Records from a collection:
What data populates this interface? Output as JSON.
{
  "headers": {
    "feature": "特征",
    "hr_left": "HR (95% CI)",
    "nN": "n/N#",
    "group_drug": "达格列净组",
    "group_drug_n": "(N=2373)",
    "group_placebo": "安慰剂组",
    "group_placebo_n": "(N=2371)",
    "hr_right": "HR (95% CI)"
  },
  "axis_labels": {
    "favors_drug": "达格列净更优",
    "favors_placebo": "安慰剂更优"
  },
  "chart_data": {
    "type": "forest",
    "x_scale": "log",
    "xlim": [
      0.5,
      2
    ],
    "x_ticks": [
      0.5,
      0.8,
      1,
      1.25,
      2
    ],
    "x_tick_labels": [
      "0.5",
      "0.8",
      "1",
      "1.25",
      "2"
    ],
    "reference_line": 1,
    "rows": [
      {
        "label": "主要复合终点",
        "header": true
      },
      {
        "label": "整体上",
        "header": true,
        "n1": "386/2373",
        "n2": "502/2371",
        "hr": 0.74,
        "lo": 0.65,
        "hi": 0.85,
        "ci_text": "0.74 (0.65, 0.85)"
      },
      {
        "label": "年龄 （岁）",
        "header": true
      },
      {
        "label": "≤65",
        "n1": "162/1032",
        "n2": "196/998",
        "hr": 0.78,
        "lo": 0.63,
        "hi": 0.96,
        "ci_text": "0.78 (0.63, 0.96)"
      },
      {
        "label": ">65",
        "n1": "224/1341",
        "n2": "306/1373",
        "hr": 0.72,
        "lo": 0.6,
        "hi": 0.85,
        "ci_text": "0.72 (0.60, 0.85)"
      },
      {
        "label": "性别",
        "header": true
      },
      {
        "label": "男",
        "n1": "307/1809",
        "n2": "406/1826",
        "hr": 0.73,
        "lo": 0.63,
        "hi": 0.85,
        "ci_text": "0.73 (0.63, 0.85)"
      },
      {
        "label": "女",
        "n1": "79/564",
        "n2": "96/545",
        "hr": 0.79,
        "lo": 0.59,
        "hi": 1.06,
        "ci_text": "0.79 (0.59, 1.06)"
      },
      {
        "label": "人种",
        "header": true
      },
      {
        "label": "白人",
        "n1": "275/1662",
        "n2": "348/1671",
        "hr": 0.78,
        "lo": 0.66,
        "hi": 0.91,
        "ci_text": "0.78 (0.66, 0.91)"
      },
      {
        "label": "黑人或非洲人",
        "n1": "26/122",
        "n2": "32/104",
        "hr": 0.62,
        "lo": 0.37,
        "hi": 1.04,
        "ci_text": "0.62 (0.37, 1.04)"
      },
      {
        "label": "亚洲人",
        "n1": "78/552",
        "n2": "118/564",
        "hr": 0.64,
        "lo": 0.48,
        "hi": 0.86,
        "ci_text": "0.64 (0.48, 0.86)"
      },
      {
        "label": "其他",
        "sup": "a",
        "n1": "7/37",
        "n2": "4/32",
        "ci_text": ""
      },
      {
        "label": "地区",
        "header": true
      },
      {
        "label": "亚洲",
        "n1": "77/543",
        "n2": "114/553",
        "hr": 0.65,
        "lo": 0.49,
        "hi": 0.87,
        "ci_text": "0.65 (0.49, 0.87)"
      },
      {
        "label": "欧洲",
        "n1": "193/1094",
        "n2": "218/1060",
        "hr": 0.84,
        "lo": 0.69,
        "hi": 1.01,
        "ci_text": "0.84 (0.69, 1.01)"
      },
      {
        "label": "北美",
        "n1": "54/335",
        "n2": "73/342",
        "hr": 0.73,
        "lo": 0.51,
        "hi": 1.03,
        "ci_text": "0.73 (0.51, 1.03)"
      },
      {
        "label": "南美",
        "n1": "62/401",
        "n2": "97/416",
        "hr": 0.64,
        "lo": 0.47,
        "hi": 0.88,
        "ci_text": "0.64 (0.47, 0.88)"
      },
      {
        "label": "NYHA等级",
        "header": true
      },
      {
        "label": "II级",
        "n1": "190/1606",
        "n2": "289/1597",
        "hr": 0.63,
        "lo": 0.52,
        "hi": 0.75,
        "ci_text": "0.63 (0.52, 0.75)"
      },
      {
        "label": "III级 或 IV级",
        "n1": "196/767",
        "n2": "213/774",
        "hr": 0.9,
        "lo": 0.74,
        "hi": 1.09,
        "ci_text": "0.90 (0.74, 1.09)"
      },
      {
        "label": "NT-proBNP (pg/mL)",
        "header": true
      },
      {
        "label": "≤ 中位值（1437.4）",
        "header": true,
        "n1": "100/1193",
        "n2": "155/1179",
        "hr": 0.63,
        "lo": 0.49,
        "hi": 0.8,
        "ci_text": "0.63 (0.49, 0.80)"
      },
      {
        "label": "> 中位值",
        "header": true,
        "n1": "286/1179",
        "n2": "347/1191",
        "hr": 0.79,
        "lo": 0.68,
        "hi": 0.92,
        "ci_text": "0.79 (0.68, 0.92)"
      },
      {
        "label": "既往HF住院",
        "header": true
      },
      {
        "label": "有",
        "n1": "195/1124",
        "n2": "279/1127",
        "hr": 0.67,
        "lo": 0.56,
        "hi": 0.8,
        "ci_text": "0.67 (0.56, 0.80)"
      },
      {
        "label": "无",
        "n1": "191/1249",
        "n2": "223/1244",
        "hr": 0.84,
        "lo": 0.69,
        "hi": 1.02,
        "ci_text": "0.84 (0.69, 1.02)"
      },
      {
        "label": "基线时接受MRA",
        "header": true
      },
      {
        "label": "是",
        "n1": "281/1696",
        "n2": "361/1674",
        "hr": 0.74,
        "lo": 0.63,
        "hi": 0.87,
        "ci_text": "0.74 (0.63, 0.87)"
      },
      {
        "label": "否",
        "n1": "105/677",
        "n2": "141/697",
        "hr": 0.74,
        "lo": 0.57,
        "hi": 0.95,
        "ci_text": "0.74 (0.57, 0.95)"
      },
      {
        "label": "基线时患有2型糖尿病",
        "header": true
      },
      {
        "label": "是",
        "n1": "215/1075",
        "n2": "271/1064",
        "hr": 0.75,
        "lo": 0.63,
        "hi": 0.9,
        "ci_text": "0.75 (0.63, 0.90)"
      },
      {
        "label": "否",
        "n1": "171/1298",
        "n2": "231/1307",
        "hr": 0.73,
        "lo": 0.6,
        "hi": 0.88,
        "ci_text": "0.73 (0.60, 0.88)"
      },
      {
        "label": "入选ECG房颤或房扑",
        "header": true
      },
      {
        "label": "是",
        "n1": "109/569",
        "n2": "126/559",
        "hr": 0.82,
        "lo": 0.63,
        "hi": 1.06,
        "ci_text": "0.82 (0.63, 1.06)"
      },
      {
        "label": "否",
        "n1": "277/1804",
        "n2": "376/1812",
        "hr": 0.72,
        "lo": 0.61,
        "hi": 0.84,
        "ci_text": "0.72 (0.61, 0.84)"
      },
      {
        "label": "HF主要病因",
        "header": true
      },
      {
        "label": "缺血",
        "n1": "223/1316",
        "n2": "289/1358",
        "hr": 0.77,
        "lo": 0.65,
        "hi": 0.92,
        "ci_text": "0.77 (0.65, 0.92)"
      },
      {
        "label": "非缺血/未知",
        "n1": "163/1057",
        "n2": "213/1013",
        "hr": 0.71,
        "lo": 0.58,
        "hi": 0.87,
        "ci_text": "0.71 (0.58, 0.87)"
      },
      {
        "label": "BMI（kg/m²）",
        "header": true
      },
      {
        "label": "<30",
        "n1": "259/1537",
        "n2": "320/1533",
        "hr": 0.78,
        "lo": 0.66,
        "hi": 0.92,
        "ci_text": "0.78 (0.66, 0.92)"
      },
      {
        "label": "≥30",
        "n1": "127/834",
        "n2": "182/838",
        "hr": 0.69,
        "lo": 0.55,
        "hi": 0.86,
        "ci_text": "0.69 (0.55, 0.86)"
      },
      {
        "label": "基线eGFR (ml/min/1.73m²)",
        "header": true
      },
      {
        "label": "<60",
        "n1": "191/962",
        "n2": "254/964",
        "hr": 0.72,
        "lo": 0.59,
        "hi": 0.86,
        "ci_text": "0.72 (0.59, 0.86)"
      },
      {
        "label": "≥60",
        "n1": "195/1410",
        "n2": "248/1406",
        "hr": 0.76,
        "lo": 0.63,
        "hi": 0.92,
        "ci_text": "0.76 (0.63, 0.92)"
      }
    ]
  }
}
==
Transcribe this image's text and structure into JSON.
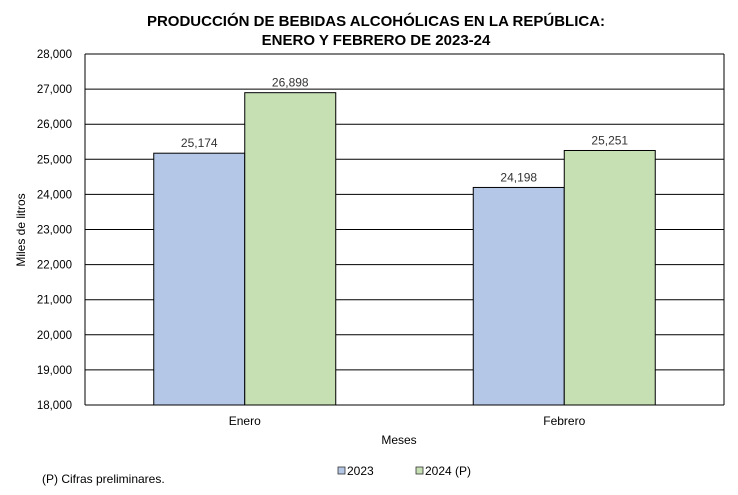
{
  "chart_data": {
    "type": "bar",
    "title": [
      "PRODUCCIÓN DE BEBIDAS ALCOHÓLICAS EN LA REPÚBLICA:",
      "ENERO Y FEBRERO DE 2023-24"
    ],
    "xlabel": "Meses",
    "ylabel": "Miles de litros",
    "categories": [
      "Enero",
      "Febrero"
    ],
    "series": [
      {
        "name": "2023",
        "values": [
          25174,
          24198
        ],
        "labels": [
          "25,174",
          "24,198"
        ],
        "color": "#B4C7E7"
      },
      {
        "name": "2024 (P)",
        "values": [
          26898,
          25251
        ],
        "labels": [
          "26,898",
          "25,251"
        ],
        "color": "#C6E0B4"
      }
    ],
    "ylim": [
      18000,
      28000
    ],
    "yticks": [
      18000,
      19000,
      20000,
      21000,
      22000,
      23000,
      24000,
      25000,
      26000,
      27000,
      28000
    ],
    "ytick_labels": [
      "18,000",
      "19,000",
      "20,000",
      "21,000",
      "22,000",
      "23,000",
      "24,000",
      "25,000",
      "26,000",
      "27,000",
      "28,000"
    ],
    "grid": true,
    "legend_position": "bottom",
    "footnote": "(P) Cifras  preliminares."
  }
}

To be done: From the records above, report the count of lines containing "JSON" and nothing more.

Written response: 2